> _WHAT IS BEING ASKED_
Look through the material below. Copy each line that contains the string "damage".
>> BEGIN RECORDS SUPPLIED
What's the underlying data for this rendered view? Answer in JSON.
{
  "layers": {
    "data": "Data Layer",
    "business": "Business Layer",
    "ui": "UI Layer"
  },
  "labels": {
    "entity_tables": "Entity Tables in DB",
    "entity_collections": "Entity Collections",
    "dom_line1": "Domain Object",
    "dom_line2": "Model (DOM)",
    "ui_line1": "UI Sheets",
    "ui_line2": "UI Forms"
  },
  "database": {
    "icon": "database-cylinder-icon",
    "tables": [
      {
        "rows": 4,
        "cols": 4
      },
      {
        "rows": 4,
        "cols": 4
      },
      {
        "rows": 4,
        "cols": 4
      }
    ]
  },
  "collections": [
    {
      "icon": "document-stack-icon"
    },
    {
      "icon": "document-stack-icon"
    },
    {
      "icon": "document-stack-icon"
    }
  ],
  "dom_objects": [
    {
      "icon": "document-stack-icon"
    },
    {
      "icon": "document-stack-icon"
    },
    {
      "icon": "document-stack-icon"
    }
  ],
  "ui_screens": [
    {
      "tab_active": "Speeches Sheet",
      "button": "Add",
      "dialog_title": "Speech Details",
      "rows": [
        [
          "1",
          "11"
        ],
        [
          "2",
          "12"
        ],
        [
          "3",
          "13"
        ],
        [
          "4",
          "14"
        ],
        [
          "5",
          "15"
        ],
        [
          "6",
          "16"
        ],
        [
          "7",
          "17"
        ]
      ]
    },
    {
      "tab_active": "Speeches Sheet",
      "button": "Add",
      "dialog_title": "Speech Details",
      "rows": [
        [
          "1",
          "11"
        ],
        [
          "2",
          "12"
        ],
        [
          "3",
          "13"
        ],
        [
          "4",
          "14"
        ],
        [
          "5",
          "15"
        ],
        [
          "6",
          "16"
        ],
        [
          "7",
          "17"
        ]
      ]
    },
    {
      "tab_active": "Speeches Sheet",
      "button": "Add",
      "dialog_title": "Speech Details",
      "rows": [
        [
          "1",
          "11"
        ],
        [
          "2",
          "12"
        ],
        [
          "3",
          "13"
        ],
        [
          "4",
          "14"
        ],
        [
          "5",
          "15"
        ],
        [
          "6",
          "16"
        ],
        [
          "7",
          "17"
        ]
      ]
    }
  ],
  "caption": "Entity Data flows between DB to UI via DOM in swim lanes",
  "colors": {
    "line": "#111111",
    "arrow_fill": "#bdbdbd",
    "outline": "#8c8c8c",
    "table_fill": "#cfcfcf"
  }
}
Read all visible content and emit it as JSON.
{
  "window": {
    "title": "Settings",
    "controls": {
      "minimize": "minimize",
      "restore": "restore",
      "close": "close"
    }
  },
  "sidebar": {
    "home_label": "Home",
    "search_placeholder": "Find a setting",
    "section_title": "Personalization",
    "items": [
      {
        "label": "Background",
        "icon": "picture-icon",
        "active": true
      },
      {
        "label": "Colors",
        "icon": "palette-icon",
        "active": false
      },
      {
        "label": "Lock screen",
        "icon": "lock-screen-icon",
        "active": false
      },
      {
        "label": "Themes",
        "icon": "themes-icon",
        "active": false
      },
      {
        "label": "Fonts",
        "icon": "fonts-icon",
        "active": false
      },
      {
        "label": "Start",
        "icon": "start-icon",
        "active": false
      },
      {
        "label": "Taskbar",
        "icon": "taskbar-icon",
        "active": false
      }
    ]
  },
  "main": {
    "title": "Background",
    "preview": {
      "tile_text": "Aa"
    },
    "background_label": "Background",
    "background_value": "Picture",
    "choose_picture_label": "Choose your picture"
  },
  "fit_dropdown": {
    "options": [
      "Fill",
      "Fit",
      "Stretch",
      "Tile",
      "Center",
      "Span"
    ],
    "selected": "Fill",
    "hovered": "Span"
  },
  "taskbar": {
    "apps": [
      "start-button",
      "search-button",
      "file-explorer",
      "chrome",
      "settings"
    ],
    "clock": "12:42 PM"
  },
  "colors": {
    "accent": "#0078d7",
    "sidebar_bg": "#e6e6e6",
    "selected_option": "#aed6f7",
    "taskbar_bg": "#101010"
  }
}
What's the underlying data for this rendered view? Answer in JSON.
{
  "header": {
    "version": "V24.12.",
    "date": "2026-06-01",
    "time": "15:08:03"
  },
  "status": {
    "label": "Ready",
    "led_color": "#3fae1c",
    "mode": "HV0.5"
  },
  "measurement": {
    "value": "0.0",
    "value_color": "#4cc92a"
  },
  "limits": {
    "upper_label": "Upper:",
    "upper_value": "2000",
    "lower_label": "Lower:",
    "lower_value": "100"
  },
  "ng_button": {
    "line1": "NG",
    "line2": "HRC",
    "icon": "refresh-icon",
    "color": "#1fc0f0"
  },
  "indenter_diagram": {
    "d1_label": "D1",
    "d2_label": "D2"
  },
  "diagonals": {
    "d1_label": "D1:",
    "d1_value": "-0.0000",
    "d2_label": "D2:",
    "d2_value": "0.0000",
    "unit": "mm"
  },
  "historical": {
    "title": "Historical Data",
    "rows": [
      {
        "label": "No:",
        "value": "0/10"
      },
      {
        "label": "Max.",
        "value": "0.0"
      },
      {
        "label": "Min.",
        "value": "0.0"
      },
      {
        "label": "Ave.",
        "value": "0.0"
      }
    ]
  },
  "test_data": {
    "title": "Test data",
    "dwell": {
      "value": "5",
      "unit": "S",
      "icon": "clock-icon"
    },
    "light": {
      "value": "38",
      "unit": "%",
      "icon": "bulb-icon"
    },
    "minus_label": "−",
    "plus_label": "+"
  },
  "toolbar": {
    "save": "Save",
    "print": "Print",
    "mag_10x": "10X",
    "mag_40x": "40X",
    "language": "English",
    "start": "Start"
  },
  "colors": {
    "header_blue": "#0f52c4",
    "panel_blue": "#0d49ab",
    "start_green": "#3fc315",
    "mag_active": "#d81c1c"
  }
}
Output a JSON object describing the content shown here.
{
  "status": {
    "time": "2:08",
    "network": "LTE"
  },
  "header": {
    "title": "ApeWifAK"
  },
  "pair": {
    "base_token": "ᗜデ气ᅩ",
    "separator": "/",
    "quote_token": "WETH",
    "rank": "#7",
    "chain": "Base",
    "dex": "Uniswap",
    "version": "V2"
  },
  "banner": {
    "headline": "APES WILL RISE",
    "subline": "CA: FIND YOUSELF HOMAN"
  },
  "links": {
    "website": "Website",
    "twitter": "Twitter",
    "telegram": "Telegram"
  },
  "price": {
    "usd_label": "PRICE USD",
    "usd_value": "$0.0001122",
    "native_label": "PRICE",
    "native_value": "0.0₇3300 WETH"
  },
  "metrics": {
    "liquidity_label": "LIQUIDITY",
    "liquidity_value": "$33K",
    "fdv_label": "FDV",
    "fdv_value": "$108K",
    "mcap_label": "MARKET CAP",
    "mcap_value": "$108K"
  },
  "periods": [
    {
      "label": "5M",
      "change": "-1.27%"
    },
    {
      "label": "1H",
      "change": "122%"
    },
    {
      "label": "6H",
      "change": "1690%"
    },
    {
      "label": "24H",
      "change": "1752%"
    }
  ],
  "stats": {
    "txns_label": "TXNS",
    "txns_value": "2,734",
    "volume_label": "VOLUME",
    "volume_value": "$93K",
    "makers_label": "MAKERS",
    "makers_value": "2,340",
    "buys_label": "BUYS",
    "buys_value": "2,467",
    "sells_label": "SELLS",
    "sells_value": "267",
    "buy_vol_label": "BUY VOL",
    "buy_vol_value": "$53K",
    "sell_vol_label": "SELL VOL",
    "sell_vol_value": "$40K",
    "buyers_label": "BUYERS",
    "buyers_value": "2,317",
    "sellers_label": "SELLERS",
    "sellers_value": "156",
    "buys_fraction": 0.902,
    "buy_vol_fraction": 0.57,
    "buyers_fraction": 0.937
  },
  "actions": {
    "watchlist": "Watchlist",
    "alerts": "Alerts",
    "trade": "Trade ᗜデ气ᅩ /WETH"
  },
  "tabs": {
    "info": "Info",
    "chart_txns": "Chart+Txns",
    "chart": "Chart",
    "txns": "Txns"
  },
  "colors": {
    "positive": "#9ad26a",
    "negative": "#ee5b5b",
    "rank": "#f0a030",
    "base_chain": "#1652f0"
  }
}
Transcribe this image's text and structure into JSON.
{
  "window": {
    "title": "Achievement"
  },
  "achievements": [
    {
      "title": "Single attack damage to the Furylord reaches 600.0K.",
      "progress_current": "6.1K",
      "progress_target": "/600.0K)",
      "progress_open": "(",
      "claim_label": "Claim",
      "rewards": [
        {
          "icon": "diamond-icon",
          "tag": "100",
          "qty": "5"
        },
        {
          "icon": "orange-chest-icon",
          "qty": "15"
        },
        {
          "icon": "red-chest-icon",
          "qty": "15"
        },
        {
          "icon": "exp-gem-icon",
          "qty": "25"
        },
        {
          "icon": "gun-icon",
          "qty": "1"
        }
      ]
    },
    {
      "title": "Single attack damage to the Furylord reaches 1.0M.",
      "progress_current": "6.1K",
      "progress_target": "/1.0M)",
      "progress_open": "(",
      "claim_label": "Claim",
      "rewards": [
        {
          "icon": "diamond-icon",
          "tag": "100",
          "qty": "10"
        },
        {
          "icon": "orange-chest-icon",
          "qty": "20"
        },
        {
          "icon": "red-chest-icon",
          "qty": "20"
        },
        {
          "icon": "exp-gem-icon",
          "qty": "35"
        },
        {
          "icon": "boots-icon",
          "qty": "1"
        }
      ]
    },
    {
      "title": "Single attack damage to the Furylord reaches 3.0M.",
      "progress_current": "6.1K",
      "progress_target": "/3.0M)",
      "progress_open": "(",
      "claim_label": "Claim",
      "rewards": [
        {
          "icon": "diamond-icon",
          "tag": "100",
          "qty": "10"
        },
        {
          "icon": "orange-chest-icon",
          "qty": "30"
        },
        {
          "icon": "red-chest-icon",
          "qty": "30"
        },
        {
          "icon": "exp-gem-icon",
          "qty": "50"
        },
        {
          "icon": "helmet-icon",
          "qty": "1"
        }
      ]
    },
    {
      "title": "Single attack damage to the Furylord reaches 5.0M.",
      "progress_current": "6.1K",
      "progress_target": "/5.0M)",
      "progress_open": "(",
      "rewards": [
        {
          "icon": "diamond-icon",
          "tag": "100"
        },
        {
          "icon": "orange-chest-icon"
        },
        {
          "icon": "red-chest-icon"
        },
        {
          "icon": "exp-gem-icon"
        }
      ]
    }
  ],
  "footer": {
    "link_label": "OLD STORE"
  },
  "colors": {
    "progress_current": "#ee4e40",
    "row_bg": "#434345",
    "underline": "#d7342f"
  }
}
>> END RECORDS SUPPLIED
> _EXERCISE SOLUTION_
      "title": "Single attack damage to the Furylord reaches 600.0K.",
      "title": "Single attack damage to the Furylord reaches 1.0M.",
      "title": "Single attack damage to the Furylord reaches 3.0M.",
      "title": "Single attack damage to the Furylord reaches 5.0M.",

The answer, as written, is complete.